**Task to carry out:** Set down, in full, every record in the block.

**Given data:**
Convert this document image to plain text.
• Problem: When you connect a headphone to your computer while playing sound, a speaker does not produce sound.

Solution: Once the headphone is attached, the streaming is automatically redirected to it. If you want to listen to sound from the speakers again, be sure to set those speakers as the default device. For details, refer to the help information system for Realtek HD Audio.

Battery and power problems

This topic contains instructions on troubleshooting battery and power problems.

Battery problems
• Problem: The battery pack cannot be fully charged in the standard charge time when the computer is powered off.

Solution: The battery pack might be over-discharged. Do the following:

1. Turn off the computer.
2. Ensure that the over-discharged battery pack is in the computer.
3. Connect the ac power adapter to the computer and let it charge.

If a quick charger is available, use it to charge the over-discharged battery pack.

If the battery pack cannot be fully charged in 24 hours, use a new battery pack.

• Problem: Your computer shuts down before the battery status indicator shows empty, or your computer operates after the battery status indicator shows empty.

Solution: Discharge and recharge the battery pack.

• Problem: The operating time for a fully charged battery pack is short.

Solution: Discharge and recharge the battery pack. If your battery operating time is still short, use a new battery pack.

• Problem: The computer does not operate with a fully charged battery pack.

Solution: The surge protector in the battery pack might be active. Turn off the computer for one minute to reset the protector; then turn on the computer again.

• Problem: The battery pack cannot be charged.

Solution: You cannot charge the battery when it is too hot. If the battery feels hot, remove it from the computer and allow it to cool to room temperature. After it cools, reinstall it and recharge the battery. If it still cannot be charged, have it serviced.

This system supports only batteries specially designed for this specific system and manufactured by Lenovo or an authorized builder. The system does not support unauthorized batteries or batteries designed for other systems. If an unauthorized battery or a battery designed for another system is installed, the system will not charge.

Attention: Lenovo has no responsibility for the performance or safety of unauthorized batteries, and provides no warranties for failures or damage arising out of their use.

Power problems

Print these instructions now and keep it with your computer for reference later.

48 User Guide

**Task response:**
Convert this document image to plain text.
• Problem: When you connect a headphone to your computer while playing sound, a speaker does not produce sound.

Solution: Once the headphone is attached, the streaming is automatically redirected to it. If you want to listen to sound from the speakers again, be sure to set those speakers as the default device. For details, refer to the help information system for Realtek HD Audio.

Battery and power problems

This topic contains instructions on troubleshooting battery and power problems.

Battery problems
• Problem: The battery pack cannot be fully charged in the standard charge time when the computer is powered off.

Solution: The battery pack might be over-discharged. Do the following:

1. Turn off the computer.
2. Ensure that the over-discharged battery pack is in the computer.
3. Connect the ac power adapter to the computer and let it charge.

If a quick charger is available, use it to charge the over-discharged battery pack.

If the battery pack cannot be fully charged in 24 hours, use a new battery pack.

• Problem: Your computer shuts down before the battery status indicator shows empty, or your computer operates after the battery status indicator shows empty.

Solution: Discharge and recharge the battery pack.

• Problem: The operating time for a fully charged battery pack is short.

Solution: Discharge and recharge the battery pack. If your battery operating time is still short, use a new battery pack.

• Problem: The computer does not operate with a fully charged battery pack.

Solution: The surge protector in the battery pack might be active. Turn off the computer for one minute to reset the protector; then turn on the computer again.

• Problem: The battery pack cannot be charged.

Solution: You cannot charge the battery when it is too hot. If the battery feels hot, remove it from the computer and allow it to cool to room temperature. After it cools, reinstall it and recharge the battery. If it still cannot be charged, have it serviced.

This system supports only batteries specially designed for this specific system and manufactured by Lenovo or an authorized builder. The system does not support unauthorized batteries or batteries designed for other systems. If an unauthorized battery or a battery designed for another system is installed, the system will not charge.

Attention: Lenovo has no responsibility for the performance or safety of unauthorized batteries, and provides no warranties for failures or damage arising out of their use.

Power problems

Print these instructions now and keep it with your computer for reference later.

48 User Guide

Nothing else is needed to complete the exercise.